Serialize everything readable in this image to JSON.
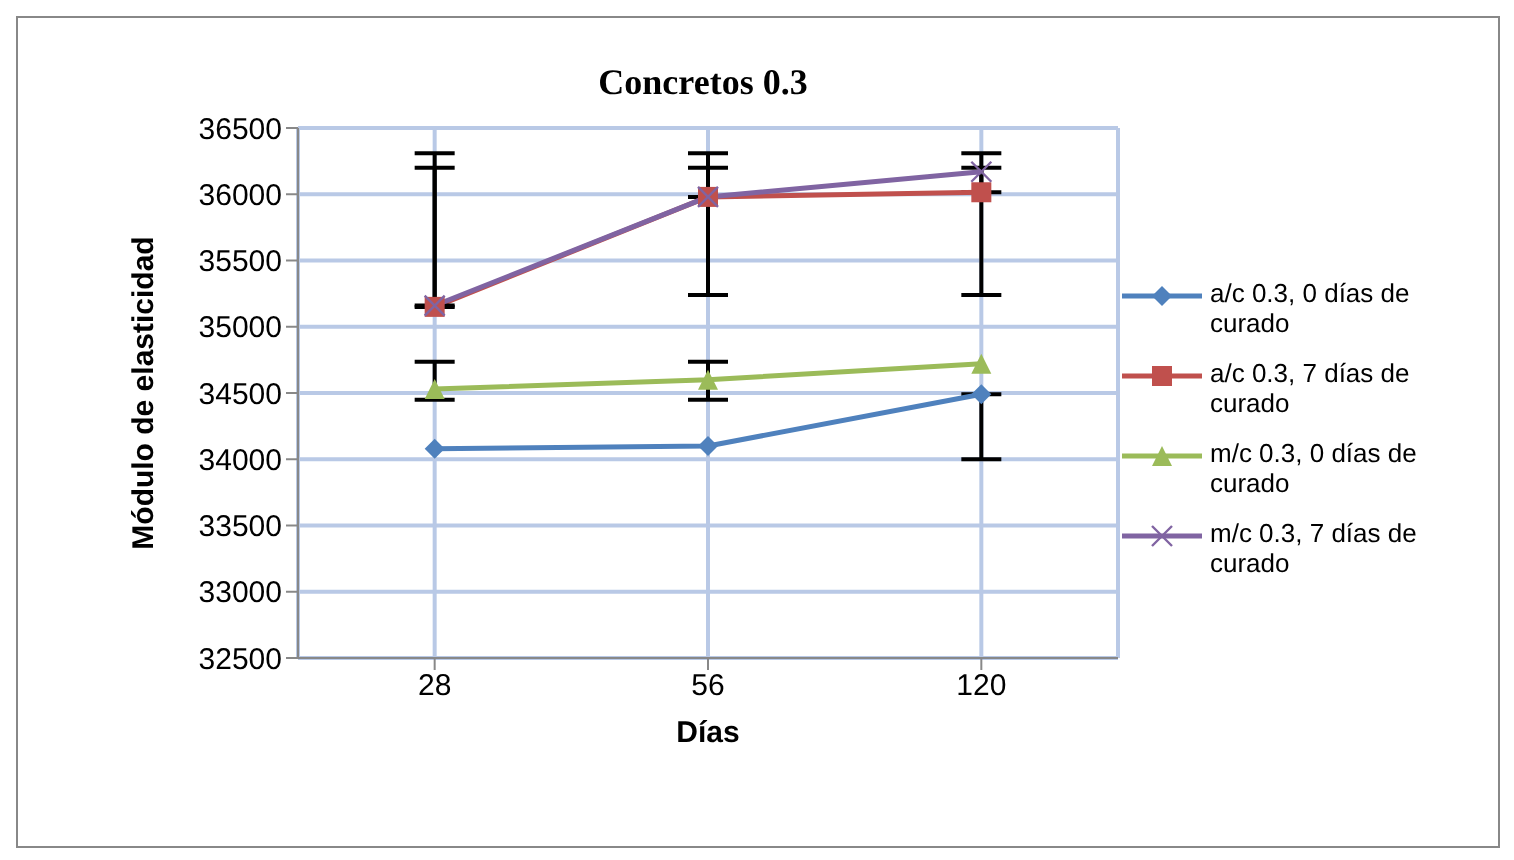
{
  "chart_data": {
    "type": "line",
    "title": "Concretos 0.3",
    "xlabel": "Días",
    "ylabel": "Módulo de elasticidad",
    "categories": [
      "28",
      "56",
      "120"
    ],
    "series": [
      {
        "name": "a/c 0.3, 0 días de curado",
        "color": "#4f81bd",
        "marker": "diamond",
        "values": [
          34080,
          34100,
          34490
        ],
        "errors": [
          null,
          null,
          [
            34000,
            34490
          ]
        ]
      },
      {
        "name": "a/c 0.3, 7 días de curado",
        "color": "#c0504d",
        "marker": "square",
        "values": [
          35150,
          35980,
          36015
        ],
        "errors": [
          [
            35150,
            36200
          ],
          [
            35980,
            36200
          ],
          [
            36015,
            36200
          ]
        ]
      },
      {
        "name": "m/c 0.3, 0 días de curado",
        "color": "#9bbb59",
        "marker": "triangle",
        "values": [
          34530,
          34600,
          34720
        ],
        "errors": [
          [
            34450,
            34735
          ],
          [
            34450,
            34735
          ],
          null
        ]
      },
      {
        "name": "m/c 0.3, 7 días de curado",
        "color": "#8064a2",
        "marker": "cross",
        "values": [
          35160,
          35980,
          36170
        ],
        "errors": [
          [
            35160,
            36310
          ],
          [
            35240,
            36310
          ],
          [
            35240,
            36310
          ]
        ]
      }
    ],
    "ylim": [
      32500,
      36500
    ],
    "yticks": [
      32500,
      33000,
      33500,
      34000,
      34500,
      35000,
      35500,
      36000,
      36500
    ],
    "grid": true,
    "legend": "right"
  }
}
* * * * * * *
Every record above should come back exactly, but without its pictures.

▶ **ANSWER TO THIS EXERCISE**:
Serialize everything readable in this image to JSON.
{
  "chart_data": {
    "type": "line",
    "title": "Concretos 0.3",
    "xlabel": "Días",
    "ylabel": "Módulo de elasticidad",
    "categories": [
      "28",
      "56",
      "120"
    ],
    "series": [
      {
        "name": "a/c 0.3, 0 días de curado",
        "color": "#4f81bd",
        "marker": "diamond",
        "values": [
          34080,
          34100,
          34490
        ],
        "errors": [
          null,
          null,
          [
            34000,
            34490
          ]
        ]
      },
      {
        "name": "a/c 0.3, 7 días de curado",
        "color": "#c0504d",
        "marker": "square",
        "values": [
          35150,
          35980,
          36015
        ],
        "errors": [
          [
            35150,
            36200
          ],
          [
            35980,
            36200
          ],
          [
            36015,
            36200
          ]
        ]
      },
      {
        "name": "m/c 0.3, 0 días de curado",
        "color": "#9bbb59",
        "marker": "triangle",
        "values": [
          34530,
          34600,
          34720
        ],
        "errors": [
          [
            34450,
            34735
          ],
          [
            34450,
            34735
          ],
          null
        ]
      },
      {
        "name": "m/c 0.3, 7 días de curado",
        "color": "#8064a2",
        "marker": "cross",
        "values": [
          35160,
          35980,
          36170
        ],
        "errors": [
          [
            35160,
            36310
          ],
          [
            35240,
            36310
          ],
          [
            35240,
            36310
          ]
        ]
      }
    ],
    "ylim": [
      32500,
      36500
    ],
    "yticks": [
      32500,
      33000,
      33500,
      34000,
      34500,
      35000,
      35500,
      36000,
      36500
    ],
    "grid": true,
    "legend": "right"
  }
}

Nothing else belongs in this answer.